* _Problem requirements_:
Every line of the entries with the word "drinking" in it should be shown.

* _Given entries_:
------------
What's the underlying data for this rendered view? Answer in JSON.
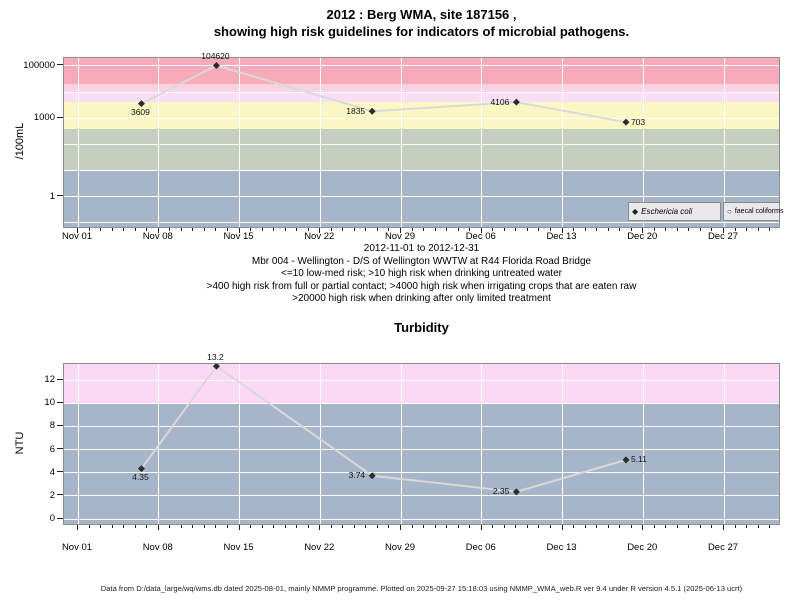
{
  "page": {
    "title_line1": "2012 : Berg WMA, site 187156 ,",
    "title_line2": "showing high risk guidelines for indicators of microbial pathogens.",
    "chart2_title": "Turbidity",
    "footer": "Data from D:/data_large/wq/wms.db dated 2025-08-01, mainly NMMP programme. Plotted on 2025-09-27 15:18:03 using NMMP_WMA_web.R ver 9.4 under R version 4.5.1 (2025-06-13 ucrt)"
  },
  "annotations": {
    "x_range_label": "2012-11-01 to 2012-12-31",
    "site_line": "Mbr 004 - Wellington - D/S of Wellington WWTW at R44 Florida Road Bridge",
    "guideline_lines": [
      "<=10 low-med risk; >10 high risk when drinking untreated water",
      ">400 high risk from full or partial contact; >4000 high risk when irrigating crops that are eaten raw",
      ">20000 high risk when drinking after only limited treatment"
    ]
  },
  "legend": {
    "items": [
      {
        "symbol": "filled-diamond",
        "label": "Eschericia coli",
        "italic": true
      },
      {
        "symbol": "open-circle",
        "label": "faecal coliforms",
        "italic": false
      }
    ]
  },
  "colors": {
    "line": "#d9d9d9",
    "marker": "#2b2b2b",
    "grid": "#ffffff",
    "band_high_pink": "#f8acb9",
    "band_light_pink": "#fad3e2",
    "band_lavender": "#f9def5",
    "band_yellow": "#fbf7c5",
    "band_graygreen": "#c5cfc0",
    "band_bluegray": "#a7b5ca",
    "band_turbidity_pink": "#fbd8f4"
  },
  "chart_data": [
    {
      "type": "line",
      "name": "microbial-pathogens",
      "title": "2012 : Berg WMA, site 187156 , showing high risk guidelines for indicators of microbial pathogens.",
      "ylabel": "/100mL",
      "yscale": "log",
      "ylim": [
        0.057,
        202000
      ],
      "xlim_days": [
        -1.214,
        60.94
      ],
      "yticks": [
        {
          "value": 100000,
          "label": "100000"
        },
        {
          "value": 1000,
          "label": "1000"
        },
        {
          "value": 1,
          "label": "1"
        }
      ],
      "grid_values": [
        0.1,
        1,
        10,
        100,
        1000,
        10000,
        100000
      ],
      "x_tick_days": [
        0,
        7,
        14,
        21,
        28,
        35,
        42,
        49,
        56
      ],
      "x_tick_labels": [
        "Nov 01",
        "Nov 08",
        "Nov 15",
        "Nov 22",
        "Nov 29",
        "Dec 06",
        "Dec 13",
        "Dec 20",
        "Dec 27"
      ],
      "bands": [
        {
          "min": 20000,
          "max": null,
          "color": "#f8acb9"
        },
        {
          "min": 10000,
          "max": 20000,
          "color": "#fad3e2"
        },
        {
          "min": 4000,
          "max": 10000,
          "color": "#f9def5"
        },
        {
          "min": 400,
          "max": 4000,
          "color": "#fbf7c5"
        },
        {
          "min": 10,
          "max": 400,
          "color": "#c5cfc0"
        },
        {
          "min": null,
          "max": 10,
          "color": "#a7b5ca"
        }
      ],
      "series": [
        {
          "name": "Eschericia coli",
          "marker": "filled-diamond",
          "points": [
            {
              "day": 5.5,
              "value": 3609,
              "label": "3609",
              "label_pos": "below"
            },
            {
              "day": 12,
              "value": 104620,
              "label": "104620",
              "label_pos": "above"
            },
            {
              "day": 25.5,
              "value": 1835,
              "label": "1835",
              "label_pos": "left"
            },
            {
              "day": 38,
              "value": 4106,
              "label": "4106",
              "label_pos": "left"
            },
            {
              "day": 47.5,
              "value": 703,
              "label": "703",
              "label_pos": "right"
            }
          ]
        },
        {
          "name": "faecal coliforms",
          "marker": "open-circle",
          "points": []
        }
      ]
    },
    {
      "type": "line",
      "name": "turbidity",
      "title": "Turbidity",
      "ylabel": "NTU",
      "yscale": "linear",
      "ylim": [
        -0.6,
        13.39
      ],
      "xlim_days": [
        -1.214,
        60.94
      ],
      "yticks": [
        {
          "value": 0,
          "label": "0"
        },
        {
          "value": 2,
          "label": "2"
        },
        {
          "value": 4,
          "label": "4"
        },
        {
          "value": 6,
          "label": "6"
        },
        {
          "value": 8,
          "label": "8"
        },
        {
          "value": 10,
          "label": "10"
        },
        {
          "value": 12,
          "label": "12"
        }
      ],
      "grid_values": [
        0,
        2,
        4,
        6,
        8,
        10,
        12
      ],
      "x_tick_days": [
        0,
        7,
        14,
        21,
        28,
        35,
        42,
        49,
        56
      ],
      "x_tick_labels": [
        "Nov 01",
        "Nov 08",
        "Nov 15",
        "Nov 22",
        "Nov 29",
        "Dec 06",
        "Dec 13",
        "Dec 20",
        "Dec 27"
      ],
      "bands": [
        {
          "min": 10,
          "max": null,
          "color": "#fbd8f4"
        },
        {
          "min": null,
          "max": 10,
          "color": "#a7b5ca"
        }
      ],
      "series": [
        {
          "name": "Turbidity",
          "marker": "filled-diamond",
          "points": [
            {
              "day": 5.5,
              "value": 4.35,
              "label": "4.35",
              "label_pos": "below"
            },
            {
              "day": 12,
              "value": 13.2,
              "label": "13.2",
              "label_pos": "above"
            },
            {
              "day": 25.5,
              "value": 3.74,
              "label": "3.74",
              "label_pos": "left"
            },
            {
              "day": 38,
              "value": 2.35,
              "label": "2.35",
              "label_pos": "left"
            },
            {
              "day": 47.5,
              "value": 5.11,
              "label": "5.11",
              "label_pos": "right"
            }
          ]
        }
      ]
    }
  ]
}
------------
* _Solution to the problem_:
      "<=10 low-med risk; >10 high risk when drinking untreated water",
      ">20000 high risk when drinking after only limited treatment"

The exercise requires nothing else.